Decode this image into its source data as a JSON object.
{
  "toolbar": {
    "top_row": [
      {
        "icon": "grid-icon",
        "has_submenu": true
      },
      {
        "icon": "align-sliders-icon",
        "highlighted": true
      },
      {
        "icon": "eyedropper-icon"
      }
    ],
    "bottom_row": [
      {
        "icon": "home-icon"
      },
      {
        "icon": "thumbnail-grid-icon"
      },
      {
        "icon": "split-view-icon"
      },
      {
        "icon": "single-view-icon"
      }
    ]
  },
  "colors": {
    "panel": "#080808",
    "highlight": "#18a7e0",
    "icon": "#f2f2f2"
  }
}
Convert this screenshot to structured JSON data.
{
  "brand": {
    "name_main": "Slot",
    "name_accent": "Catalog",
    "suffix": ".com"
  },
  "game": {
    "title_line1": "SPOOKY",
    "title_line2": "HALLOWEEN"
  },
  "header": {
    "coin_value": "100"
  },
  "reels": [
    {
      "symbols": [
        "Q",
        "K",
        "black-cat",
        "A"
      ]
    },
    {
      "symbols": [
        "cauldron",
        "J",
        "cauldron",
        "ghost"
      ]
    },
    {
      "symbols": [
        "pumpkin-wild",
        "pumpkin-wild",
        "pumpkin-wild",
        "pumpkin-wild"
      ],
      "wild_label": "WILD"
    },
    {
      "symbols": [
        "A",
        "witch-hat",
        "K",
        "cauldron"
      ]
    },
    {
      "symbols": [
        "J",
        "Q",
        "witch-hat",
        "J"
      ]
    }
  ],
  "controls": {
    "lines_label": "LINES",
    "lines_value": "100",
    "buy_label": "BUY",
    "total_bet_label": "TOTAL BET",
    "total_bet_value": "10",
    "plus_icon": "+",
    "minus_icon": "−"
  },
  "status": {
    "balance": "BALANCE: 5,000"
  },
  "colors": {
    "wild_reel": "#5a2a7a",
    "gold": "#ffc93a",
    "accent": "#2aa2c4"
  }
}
········
### Short task
Every entry must be output again, exactly as written above.

### Full solution
Decode this image into its source data as a JSON object.
{
  "toolbar": {
    "top_row": [
      {
        "icon": "grid-icon",
        "has_submenu": true
      },
      {
        "icon": "align-sliders-icon",
        "highlighted": true
      },
      {
        "icon": "eyedropper-icon"
      }
    ],
    "bottom_row": [
      {
        "icon": "home-icon"
      },
      {
        "icon": "thumbnail-grid-icon"
      },
      {
        "icon": "split-view-icon"
      },
      {
        "icon": "single-view-icon"
      }
    ]
  },
  "colors": {
    "panel": "#080808",
    "highlight": "#18a7e0",
    "icon": "#f2f2f2"
  }
}
Convert this screenshot to structured JSON data.
{
  "brand": {
    "name_main": "Slot",
    "name_accent": "Catalog",
    "suffix": ".com"
  },
  "game": {
    "title_line1": "SPOOKY",
    "title_line2": "HALLOWEEN"
  },
  "header": {
    "coin_value": "100"
  },
  "reels": [
    {
      "symbols": [
        "Q",
        "K",
        "black-cat",
        "A"
      ]
    },
    {
      "symbols": [
        "cauldron",
        "J",
        "cauldron",
        "ghost"
      ]
    },
    {
      "symbols": [
        "pumpkin-wild",
        "pumpkin-wild",
        "pumpkin-wild",
        "pumpkin-wild"
      ],
      "wild_label": "WILD"
    },
    {
      "symbols": [
        "A",
        "witch-hat",
        "K",
        "cauldron"
      ]
    },
    {
      "symbols": [
        "J",
        "Q",
        "witch-hat",
        "J"
      ]
    }
  ],
  "controls": {
    "lines_label": "LINES",
    "lines_value": "100",
    "buy_label": "BUY",
    "total_bet_label": "TOTAL BET",
    "total_bet_value": "10",
    "plus_icon": "+",
    "minus_icon": "−"
  },
  "status": {
    "balance": "BALANCE: 5,000"
  },
  "colors": {
    "wild_reel": "#5a2a7a",
    "gold": "#ffc93a",
    "accent": "#2aa2c4"
  }
}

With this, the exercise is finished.